Instead of building new, the University of Denver team is entering a net-zero renovation of a single-family, 1956 ranch located in a 100-year flood plain. The project, called CampusCraft, includes an aquaponics system built by the university’s engineering team that’s intended to provide occupants with a sustainable supply of organic food. The 1056-sq.-ft., three-bedroom house is insulated with RetroFoam and air-sealed with AeroBarrier. It has a 4.8 kW solar array.

From the design team: “CampusCraft supports residents who are not looking to move into a brand-new home, but rather live in one with character and charm that just needs to be brought into modern times.”

University of Illinois at Urbana-Champaign

The Illinois team says its ADAPTHAUS was designed with adaptability and affordability in mind. The target market for this 1747-sq.-ft., two-bedroom home is young Chicago-area professionals looking to buy a house for the first time. Powered by a 12.42 kW PV array with battery storage, the house is to be donated to Habitat for Humanity after construction to house a low-income member of the community. The homeowner can purchase additional modules to enlarge the house as circumstances change, or subtract modules, if they are not needed. Features include an exterior façade of panels that can be replaced for aesthetic reasons; a steel rim joist and floor joists for increased stiffness during transportation; and dimmable LED lighting.

From the design team: “The team focused on a young professional’s need for virtual communication, divisible workspaces, and convertible functions. This allows the homeowner to convert between an office space during the work week and an Airbnb space on the weekends using flexible furniture.”

University of Nevada, Las Vegas

Mojave Bloom, as this project is called, has a very focused target market: military veterans suffering the effects of post-traumatic stress disorder or traumatic brain injury. The house is small, just 628 sq. ft., with a single bathroom and single bedroom and powered by a 6.3 kW PV system. The building team used information gathered from veterans about PTSD so they could design the house accordingly. It was designed to include gates and adjustable shades over the courtyard windows so residents can enjoy the outdoors without sacrificing privacy. Other features include living green walls between the courtyard and living spaces; a vegetable garden;  and a fully integrated home automation system.

• _What you need to do_: Reproduce the stretch of the text on university home-design projects from "Mojave Bloom, as" through "home automation system.", word for word.

• _Given data_:
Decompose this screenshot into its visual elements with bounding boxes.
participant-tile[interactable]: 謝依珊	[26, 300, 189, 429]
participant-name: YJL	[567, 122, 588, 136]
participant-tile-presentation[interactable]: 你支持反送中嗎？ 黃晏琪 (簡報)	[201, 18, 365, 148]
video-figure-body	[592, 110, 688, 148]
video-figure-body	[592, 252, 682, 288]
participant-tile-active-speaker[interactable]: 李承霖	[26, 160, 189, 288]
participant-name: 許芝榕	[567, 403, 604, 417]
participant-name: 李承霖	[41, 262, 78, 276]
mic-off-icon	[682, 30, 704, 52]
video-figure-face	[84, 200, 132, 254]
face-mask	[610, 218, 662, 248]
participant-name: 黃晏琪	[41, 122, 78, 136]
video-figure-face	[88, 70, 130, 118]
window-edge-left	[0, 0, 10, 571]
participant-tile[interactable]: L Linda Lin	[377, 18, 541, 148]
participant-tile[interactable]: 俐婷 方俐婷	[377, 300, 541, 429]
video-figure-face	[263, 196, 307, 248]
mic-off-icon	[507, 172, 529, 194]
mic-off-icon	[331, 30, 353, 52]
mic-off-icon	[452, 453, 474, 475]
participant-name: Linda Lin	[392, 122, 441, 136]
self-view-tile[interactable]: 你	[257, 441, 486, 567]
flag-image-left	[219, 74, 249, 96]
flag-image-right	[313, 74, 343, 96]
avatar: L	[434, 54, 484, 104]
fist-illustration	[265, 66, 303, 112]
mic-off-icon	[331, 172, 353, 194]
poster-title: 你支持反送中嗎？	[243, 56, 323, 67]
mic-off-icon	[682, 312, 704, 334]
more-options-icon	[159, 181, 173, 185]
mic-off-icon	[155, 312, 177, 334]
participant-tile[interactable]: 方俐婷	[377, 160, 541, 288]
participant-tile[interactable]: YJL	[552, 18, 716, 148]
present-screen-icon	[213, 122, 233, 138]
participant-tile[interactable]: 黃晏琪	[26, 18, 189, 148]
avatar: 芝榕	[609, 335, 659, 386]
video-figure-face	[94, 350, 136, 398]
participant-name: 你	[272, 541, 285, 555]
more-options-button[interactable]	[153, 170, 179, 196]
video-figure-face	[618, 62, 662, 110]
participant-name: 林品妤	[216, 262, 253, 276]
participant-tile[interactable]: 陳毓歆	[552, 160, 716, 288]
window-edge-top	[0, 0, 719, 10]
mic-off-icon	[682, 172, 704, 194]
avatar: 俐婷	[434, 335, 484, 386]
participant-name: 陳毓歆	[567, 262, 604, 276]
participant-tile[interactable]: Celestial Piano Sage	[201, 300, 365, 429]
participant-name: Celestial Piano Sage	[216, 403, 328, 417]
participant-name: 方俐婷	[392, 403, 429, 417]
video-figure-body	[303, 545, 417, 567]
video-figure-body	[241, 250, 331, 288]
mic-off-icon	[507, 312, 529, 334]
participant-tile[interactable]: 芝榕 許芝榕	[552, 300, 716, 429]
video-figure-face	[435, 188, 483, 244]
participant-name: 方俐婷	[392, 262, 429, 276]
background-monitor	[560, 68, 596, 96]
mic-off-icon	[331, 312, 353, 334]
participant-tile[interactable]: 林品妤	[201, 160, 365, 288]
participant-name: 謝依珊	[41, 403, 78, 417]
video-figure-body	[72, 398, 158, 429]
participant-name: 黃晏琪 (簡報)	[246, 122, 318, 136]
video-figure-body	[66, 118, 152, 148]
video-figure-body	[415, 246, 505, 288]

• _Answer below_:
Mojave Bloom, as this project is called, has a very focused target market: military veterans suffering the effects of post-traumatic stress disorder or traumatic brain injury. The house is small, just 628 sq. ft., with a single bathroom and single bedroom and powered by a 6.3 kW PV system. The building team used information gathered from veterans about PTSD so they could design the house accordingly. It was designed to include gates and adjustable shades over the courtyard windows so residents can enjoy the outdoors without sacrificing privacy. Other features include living green walls between the courtyard and living spaces; a vegetable garden;  and a fully integrated home automation system.